THE TASK:
Find and copy lines holding "Tous".

[Stored entries]
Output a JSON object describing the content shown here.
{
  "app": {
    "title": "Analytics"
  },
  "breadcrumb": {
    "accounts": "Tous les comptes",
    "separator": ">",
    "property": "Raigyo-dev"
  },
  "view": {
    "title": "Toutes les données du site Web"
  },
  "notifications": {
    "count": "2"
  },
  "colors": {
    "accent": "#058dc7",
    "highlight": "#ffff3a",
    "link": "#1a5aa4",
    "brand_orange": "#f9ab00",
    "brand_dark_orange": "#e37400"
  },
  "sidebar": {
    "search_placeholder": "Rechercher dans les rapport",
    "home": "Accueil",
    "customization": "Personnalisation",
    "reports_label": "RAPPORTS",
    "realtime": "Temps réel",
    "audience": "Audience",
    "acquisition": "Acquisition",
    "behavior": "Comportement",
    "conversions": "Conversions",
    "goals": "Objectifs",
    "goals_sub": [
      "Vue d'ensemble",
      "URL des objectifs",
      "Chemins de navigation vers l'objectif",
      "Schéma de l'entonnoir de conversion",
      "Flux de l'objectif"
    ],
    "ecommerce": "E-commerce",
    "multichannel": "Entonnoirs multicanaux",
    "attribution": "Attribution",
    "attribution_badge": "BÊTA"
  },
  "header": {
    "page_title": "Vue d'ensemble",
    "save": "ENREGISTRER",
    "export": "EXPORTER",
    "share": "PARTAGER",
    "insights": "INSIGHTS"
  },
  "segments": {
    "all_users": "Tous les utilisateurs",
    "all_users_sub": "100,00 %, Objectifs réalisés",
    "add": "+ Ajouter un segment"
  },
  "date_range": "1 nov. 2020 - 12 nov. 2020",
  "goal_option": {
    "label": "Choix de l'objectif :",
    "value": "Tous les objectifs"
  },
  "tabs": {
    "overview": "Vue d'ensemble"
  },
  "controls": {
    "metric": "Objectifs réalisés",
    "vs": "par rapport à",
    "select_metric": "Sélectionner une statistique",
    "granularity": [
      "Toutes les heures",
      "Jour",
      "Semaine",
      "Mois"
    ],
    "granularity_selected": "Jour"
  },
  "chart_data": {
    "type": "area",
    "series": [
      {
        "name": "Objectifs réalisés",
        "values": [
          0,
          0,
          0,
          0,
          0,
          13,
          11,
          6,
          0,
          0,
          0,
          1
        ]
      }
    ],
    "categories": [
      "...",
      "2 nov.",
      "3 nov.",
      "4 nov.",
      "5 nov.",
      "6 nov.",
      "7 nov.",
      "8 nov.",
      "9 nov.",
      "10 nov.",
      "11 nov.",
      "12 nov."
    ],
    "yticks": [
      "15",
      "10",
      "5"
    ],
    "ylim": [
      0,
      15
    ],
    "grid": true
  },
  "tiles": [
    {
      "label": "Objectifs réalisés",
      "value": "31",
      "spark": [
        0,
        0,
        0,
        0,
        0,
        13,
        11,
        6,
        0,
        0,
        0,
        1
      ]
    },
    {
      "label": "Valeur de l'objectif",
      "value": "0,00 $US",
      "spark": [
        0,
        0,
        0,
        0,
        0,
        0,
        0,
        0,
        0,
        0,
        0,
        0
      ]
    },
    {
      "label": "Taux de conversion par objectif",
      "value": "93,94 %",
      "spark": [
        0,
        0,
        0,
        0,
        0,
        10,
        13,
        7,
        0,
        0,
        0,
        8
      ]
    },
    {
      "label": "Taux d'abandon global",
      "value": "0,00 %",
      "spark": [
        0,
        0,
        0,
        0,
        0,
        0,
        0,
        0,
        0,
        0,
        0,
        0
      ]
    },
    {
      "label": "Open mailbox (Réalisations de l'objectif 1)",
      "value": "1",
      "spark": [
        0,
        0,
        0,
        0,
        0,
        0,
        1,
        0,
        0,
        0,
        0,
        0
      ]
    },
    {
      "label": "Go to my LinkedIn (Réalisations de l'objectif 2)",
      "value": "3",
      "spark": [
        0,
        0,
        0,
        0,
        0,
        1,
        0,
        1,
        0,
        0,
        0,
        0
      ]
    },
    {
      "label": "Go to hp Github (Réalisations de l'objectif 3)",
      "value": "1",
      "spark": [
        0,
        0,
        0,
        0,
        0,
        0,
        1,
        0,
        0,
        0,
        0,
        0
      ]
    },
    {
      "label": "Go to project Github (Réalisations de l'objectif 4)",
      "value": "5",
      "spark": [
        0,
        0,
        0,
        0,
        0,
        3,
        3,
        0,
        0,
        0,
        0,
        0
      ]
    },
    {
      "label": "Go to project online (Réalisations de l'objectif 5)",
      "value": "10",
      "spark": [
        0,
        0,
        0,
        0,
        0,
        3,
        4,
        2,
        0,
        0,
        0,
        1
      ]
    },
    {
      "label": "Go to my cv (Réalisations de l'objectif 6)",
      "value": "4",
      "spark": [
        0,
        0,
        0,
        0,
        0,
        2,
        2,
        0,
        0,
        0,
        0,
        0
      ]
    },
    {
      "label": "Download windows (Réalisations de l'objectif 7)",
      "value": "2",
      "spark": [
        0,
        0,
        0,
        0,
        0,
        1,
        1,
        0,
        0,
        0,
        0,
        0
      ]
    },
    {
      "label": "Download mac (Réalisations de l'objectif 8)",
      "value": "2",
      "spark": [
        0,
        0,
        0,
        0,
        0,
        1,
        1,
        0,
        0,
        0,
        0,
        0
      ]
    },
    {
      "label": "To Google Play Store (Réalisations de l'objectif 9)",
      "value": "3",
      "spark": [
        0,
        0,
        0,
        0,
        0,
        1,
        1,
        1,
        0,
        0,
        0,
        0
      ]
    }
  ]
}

REPLY TO THE TASK:
    "accounts": "Tous les comptes",
    "all_users": "Tous les utilisateurs",
    "value": "Tous les objectifs"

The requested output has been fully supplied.